→ **TASK TO COMPLETE**
Reproduce the listing below exactly. Pictures do not belong in the copy.

╔══

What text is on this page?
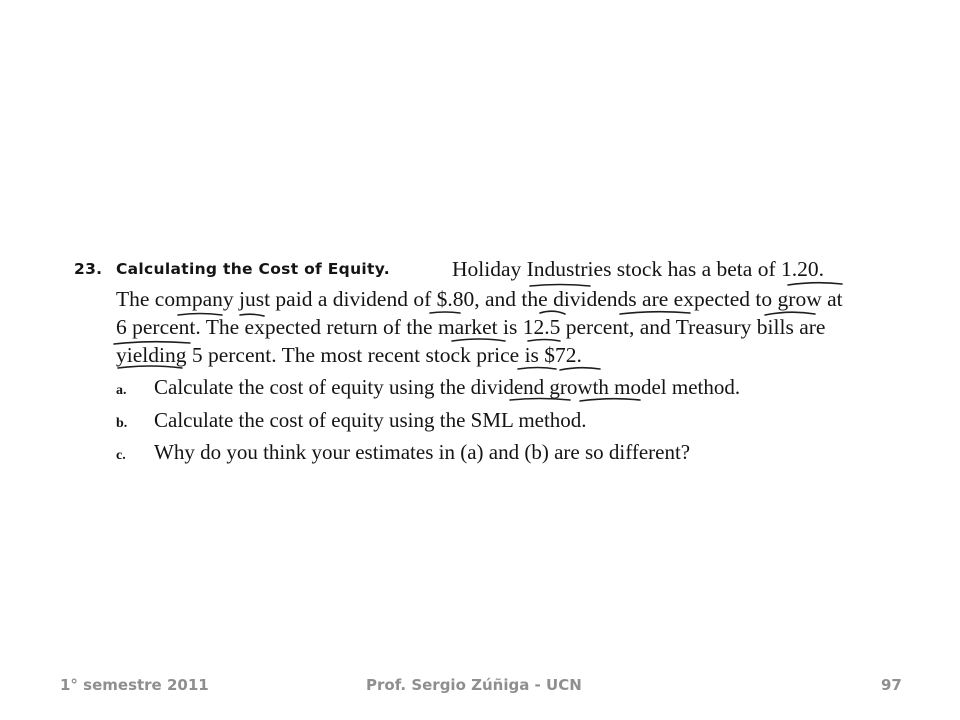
23. Calculating the Cost of Equity.	Holiday Industries stock has a beta of 1.20.
The company just paid a dividend of $.80, and the dividends are expected to grow at
6 percent. The expected return of the market is 12.5 percent, and Treasury bills are
yielding 5 percent. The most recent stock price is $72.
a. Calculate the cost of equity using the dividend growth model method.
b. Calculate the cost of equity using the SML method.
c. Why do you think your estimates in (a) and (b) are so different?
1° semestre 2011	Prof. Sergio Zúñiga - UCN	97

╚══

→ **TASK ANSWER**
What text is on this page?
23. Calculating the Cost of Equity.	Holiday Industries stock has a beta of 1.20.
The company just paid a dividend of $.80, and the dividends are expected to grow at
6 percent. The expected return of the market is 12.5 percent, and Treasury bills are
yielding 5 percent. The most recent stock price is $72.
a. Calculate the cost of equity using the dividend growth model method.
b. Calculate the cost of equity using the SML method.
c. Why do you think your estimates in (a) and (b) are so different?
1° semestre 2011	Prof. Sergio Zúñiga - UCN	97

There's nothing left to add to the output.